Select the lines of the records containing the word "Production" and list them.

++++ Information shown ++++

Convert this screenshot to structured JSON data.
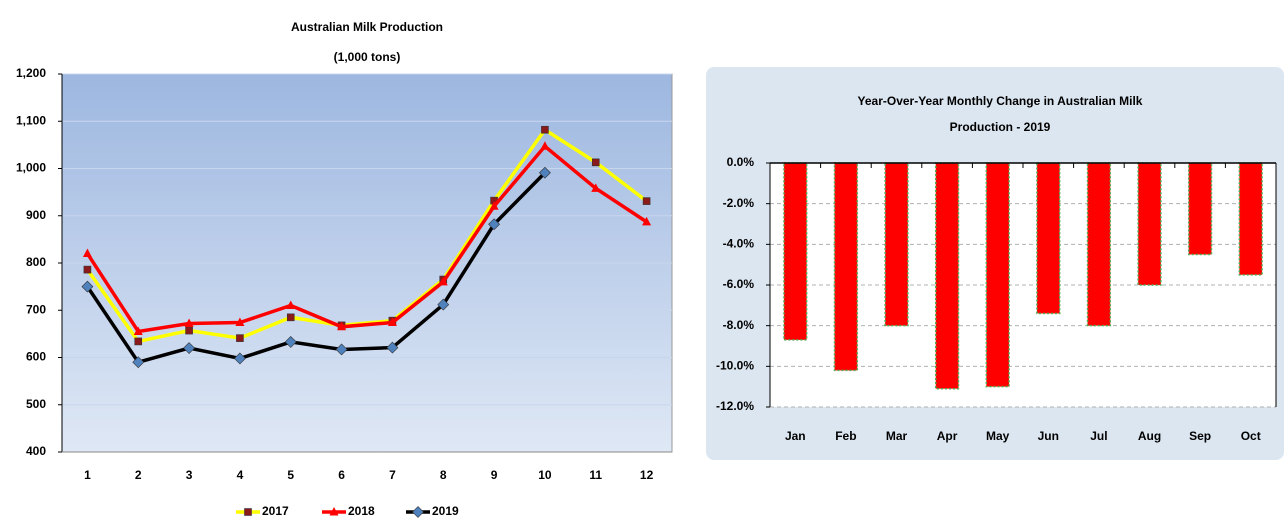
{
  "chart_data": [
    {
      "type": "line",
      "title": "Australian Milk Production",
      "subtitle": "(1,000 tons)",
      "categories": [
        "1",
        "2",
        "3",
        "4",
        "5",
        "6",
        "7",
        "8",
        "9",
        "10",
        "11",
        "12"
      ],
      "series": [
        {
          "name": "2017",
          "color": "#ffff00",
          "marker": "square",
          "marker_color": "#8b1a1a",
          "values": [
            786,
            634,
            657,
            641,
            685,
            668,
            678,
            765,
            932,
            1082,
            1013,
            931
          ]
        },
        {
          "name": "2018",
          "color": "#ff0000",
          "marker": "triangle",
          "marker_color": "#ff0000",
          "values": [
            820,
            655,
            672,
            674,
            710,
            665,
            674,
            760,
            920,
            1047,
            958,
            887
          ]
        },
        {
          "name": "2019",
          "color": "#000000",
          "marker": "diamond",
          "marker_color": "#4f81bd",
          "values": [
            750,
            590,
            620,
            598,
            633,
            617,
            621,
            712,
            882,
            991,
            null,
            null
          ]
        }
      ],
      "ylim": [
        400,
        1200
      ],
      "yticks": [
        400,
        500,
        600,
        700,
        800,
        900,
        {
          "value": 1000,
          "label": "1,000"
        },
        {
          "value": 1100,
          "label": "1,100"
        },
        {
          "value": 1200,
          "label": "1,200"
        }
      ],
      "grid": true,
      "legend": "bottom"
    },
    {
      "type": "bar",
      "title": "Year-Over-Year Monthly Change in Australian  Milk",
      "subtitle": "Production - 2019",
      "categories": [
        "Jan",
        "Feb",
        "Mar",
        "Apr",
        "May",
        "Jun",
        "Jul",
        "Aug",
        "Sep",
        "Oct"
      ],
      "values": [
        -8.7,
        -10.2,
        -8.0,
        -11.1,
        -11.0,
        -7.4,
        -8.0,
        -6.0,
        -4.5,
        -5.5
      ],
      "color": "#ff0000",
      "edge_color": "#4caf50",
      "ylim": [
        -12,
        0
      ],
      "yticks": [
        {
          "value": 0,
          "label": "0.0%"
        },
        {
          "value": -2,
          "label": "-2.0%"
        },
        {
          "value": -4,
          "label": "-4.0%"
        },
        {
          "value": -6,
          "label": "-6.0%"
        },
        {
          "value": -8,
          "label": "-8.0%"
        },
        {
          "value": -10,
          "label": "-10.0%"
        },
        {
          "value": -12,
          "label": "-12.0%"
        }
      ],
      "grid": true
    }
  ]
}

++++

Result of the task >>
      "title": "Australian Milk Production",
      "subtitle": "Production - 2019",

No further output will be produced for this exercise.